◆ Written problem ◆
Print the entire listing. Each line must match the original exactly.

◆ Stored records ◆
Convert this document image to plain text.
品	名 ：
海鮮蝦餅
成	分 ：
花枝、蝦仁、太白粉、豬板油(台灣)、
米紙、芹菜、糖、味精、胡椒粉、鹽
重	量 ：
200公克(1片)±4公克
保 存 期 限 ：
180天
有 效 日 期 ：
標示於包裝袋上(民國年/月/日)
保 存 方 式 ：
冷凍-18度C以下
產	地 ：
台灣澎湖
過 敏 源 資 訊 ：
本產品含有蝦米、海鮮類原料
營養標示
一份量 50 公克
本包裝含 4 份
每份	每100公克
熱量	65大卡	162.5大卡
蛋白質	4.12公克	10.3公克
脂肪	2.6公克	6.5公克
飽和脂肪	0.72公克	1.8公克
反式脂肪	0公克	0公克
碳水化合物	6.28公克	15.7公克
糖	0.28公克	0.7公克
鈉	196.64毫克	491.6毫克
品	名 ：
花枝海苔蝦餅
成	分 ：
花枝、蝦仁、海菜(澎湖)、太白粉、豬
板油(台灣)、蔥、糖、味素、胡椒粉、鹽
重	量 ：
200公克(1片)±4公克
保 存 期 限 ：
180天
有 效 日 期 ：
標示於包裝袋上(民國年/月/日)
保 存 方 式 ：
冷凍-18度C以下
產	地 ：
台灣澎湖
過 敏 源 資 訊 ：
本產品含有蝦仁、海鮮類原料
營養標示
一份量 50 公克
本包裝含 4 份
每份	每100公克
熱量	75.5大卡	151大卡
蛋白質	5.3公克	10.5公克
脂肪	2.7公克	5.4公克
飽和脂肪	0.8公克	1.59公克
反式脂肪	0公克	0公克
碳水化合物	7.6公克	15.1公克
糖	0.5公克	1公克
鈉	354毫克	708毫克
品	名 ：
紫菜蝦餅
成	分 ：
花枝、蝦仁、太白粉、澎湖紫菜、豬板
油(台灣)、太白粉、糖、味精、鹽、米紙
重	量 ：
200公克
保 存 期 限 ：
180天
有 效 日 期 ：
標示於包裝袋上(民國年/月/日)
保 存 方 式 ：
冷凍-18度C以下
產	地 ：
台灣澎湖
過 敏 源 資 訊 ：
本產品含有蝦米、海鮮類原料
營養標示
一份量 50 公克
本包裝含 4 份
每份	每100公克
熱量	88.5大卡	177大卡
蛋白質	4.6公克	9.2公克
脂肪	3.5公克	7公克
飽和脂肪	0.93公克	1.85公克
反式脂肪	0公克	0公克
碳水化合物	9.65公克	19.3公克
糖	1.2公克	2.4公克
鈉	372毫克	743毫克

◆ Reply ◆
Convert this document image to plain text.
品	名 ：
海鮮蝦餅
成	分 ：
花枝、蝦仁、太白粉、豬板油(台灣)、
米紙、芹菜、糖、味精、胡椒粉、鹽
重	量 ：
200公克(1片)±4公克
保 存 期 限 ：
180天
有 效 日 期 ：
標示於包裝袋上(民國年/月/日)
保 存 方 式 ：
冷凍-18度C以下
產	地 ：
台灣澎湖
過 敏 源 資 訊 ：
本產品含有蝦米、海鮮類原料
營養標示
一份量 50 公克
本包裝含 4 份
每份	每100公克
熱量	65大卡	162.5大卡
蛋白質	4.12公克	10.3公克
脂肪	2.6公克	6.5公克
飽和脂肪	0.72公克	1.8公克
反式脂肪	0公克	0公克
碳水化合物	6.28公克	15.7公克
糖	0.28公克	0.7公克
鈉	196.64毫克	491.6毫克
品	名 ：
花枝海苔蝦餅
成	分 ：
花枝、蝦仁、海菜(澎湖)、太白粉、豬
板油(台灣)、蔥、糖、味素、胡椒粉、鹽
重	量 ：
200公克(1片)±4公克
保 存 期 限 ：
180天
有 效 日 期 ：
標示於包裝袋上(民國年/月/日)
保 存 方 式 ：
冷凍-18度C以下
產	地 ：
台灣澎湖
過 敏 源 資 訊 ：
本產品含有蝦仁、海鮮類原料
營養標示
一份量 50 公克
本包裝含 4 份
每份	每100公克
熱量	75.5大卡	151大卡
蛋白質	5.3公克	10.5公克
脂肪	2.7公克	5.4公克
飽和脂肪	0.8公克	1.59公克
反式脂肪	0公克	0公克
碳水化合物	7.6公克	15.1公克
糖	0.5公克	1公克
鈉	354毫克	708毫克
品	名 ：
紫菜蝦餅
成	分 ：
花枝、蝦仁、太白粉、澎湖紫菜、豬板
油(台灣)、太白粉、糖、味精、鹽、米紙
重	量 ：
200公克
保 存 期 限 ：
180天
有 效 日 期 ：
標示於包裝袋上(民國年/月/日)
保 存 方 式 ：
冷凍-18度C以下
產	地 ：
台灣澎湖
過 敏 源 資 訊 ：
本產品含有蝦米、海鮮類原料
營養標示
一份量 50 公克
本包裝含 4 份
每份	每100公克
熱量	88.5大卡	177大卡
蛋白質	4.6公克	9.2公克
脂肪	3.5公克	7公克
飽和脂肪	0.93公克	1.85公克
反式脂肪	0公克	0公克
碳水化合物	9.65公克	19.3公克
糖	1.2公克	2.4公克
鈉	372毫克	743毫克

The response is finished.